_Task statement_
Word for word, retype every entry in the listing.

_Entries from a dataset_
"""

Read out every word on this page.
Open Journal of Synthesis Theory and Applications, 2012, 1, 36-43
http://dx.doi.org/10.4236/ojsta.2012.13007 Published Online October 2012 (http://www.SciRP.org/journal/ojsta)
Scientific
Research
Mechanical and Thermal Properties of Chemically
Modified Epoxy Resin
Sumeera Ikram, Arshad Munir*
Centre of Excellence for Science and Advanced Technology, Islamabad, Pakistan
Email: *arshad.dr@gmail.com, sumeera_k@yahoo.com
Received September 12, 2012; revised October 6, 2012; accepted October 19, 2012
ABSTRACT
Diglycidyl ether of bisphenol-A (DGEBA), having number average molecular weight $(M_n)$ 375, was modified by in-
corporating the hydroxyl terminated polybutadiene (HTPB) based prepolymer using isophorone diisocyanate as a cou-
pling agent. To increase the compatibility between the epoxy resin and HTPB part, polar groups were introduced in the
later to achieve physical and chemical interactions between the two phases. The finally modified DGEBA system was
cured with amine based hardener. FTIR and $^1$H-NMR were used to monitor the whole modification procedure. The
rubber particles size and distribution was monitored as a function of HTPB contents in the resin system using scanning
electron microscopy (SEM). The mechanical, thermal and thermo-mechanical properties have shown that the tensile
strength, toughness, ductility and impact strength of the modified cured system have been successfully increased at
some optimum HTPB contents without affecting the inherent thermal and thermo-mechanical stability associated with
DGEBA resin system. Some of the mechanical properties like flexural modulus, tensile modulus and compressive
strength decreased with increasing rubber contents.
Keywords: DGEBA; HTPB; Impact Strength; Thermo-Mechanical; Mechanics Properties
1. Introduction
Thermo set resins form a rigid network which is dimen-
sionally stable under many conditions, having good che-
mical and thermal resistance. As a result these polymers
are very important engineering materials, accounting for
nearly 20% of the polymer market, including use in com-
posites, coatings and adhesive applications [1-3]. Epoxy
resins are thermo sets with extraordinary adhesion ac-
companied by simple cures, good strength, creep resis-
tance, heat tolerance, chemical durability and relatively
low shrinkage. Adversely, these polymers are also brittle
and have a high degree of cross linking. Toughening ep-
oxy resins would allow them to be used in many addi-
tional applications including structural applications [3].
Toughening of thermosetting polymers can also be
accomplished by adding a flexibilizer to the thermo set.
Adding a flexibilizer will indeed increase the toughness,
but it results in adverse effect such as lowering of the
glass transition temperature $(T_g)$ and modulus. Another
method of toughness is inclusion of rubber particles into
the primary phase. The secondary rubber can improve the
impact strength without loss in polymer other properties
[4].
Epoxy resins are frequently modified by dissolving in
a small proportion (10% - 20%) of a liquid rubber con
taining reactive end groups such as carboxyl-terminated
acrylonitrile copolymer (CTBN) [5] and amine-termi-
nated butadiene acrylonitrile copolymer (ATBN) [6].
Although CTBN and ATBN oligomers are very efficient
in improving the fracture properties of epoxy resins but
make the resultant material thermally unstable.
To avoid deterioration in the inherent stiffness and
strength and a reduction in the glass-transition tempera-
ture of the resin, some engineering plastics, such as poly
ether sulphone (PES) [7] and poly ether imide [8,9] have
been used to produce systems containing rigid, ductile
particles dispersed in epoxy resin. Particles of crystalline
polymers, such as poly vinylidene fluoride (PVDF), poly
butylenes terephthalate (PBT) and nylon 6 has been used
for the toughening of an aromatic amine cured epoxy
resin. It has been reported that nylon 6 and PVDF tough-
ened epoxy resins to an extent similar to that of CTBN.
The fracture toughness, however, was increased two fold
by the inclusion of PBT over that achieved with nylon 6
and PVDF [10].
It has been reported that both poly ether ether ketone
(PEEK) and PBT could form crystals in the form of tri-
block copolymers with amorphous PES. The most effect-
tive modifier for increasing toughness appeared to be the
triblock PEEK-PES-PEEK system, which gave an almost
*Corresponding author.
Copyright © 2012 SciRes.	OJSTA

"""

_Task solution_
Read out every word on this page.
Open Journal of Synthesis Theory and Applications, 2012, 1, 36-43
http://dx.doi.org/10.4236/ojsta.2012.13007 Published Online October 2012 (http://www.SciRP.org/journal/ojsta)
Scientific
Research
Mechanical and Thermal Properties of Chemically
Modified Epoxy Resin
Sumeera Ikram, Arshad Munir*
Centre of Excellence for Science and Advanced Technology, Islamabad, Pakistan
Email: *arshad.dr@gmail.com, sumeera_k@yahoo.com
Received September 12, 2012; revised October 6, 2012; accepted October 19, 2012
ABSTRACT
Diglycidyl ether of bisphenol-A (DGEBA), having number average molecular weight $(M_n)$ 375, was modified by in-
corporating the hydroxyl terminated polybutadiene (HTPB) based prepolymer using isophorone diisocyanate as a cou-
pling agent. To increase the compatibility between the epoxy resin and HTPB part, polar groups were introduced in the
later to achieve physical and chemical interactions between the two phases. The finally modified DGEBA system was
cured with amine based hardener. FTIR and $^1$H-NMR were used to monitor the whole modification procedure. The
rubber particles size and distribution was monitored as a function of HTPB contents in the resin system using scanning
electron microscopy (SEM). The mechanical, thermal and thermo-mechanical properties have shown that the tensile
strength, toughness, ductility and impact strength of the modified cured system have been successfully increased at
some optimum HTPB contents without affecting the inherent thermal and thermo-mechanical stability associated with
DGEBA resin system. Some of the mechanical properties like flexural modulus, tensile modulus and compressive
strength decreased with increasing rubber contents.
Keywords: DGEBA; HTPB; Impact Strength; Thermo-Mechanical; Mechanics Properties
1. Introduction
Thermo set resins form a rigid network which is dimen-
sionally stable under many conditions, having good che-
mical and thermal resistance. As a result these polymers
are very important engineering materials, accounting for
nearly 20% of the polymer market, including use in com-
posites, coatings and adhesive applications [1-3]. Epoxy
resins are thermo sets with extraordinary adhesion ac-
companied by simple cures, good strength, creep resis-
tance, heat tolerance, chemical durability and relatively
low shrinkage. Adversely, these polymers are also brittle
and have a high degree of cross linking. Toughening ep-
oxy resins would allow them to be used in many addi-
tional applications including structural applications [3].
Toughening of thermosetting polymers can also be
accomplished by adding a flexibilizer to the thermo set.
Adding a flexibilizer will indeed increase the toughness,
but it results in adverse effect such as lowering of the
glass transition temperature $(T_g)$ and modulus. Another
method of toughness is inclusion of rubber particles into
the primary phase. The secondary rubber can improve the
impact strength without loss in polymer other properties
[4].
Epoxy resins are frequently modified by dissolving in
a small proportion (10% - 20%) of a liquid rubber con
taining reactive end groups such as carboxyl-terminated
acrylonitrile copolymer (CTBN) [5] and amine-termi-
nated butadiene acrylonitrile copolymer (ATBN) [6].
Although CTBN and ATBN oligomers are very efficient
in improving the fracture properties of epoxy resins but
make the resultant material thermally unstable.
To avoid deterioration in the inherent stiffness and
strength and a reduction in the glass-transition tempera-
ture of the resin, some engineering plastics, such as poly
ether sulphone (PES) [7] and poly ether imide [8,9] have
been used to produce systems containing rigid, ductile
particles dispersed in epoxy resin. Particles of crystalline
polymers, such as poly vinylidene fluoride (PVDF), poly
butylenes terephthalate (PBT) and nylon 6 has been used
for the toughening of an aromatic amine cured epoxy
resin. It has been reported that nylon 6 and PVDF tough-
ened epoxy resins to an extent similar to that of CTBN.
The fracture toughness, however, was increased two fold
by the inclusion of PBT over that achieved with nylon 6
and PVDF [10].
It has been reported that both poly ether ether ketone
(PEEK) and PBT could form crystals in the form of tri-
block copolymers with amorphous PES. The most effect-
tive modifier for increasing toughness appeared to be the
triblock PEEK-PES-PEEK system, which gave an almost
*Corresponding author.
Copyright © 2012 SciRes.	OJSTA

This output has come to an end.